[Stored data]
** Start **

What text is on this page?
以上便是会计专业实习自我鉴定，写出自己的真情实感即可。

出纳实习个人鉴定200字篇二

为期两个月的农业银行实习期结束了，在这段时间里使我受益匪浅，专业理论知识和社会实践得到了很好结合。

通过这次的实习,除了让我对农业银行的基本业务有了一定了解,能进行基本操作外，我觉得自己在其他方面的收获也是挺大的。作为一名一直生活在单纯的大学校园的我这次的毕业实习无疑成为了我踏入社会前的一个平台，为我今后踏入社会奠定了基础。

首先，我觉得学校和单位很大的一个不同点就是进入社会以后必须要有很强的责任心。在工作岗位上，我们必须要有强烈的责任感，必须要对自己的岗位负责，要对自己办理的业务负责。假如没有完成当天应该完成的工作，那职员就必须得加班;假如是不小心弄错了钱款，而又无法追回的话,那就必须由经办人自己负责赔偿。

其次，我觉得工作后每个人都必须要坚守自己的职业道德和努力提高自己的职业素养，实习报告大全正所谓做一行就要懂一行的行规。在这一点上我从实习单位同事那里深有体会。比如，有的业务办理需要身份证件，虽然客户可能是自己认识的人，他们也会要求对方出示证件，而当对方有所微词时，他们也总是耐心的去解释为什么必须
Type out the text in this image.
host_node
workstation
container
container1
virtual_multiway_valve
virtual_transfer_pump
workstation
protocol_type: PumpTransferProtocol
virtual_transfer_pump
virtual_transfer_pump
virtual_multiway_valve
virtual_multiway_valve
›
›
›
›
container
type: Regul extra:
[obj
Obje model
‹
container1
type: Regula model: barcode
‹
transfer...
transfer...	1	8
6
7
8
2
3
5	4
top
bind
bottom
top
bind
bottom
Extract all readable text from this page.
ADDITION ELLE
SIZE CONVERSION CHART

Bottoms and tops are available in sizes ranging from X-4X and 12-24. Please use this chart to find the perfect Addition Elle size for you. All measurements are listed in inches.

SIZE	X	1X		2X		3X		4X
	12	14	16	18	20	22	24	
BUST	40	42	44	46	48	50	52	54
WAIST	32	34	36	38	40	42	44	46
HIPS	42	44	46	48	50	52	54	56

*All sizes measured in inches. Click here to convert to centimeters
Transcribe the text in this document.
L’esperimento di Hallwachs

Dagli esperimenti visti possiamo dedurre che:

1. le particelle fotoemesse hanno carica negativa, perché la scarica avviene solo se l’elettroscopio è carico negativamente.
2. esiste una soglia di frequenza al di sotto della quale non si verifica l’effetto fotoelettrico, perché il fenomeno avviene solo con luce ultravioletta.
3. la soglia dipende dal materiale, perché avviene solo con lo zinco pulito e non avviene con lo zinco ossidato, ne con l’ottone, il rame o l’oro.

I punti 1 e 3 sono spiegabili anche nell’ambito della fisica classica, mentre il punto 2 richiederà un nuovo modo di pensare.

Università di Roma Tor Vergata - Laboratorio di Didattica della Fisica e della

** End **

> Exercise details
Everything from the line containing "Type out the text in this image." to the end of the data above should be quoted exactly, please, both ends included, and nothing outside that span.

> Task output
Type out the text in this image.
host_node
workstation
container
container1
virtual_multiway_valve
virtual_transfer_pump
workstation
protocol_type: PumpTransferProtocol
virtual_transfer_pump
virtual_transfer_pump
virtual_multiway_valve
virtual_multiway_valve
›
›
›
›
container
type: Regul extra:
[obj
Obje model
‹
container1
type: Regula model: barcode
‹
transfer...
transfer...	1	8
6
7
8
2
3
5	4
top
bind
bottom
top
bind
bottom
Extract all readable text from this page.
ADDITION ELLE
SIZE CONVERSION CHART

Bottoms and tops are available in sizes ranging from X-4X and 12-24. Please use this chart to find the perfect Addition Elle size for you. All measurements are listed in inches.

SIZE	X	1X		2X		3X		4X
	12	14	16	18	20	22	24	
BUST	40	42	44	46	48	50	52	54
WAIST	32	34	36	38	40	42	44	46
HIPS	42	44	46	48	50	52	54	56

*All sizes measured in inches. Click here to convert to centimeters
Transcribe the text in this document.
L’esperimento di Hallwachs

Dagli esperimenti visti possiamo dedurre che:

1. le particelle fotoemesse hanno carica negativa, perché la scarica avviene solo se l’elettroscopio è carico negativamente.
2. esiste una soglia di frequenza al di sotto della quale non si verifica l’effetto fotoelettrico, perché il fenomeno avviene solo con luce ultravioletta.
3. la soglia dipende dal materiale, perché avviene solo con lo zinco pulito e non avviene con lo zinco ossidato, ne con l’ottone, il rame o l’oro.

I punti 1 e 3 sono spiegabili anche nell’ambito della fisica classica, mentre il punto 2 richiederà un nuovo modo di pensare.

Università di Roma Tor Vergata - Laboratorio di Didattica della Fisica e della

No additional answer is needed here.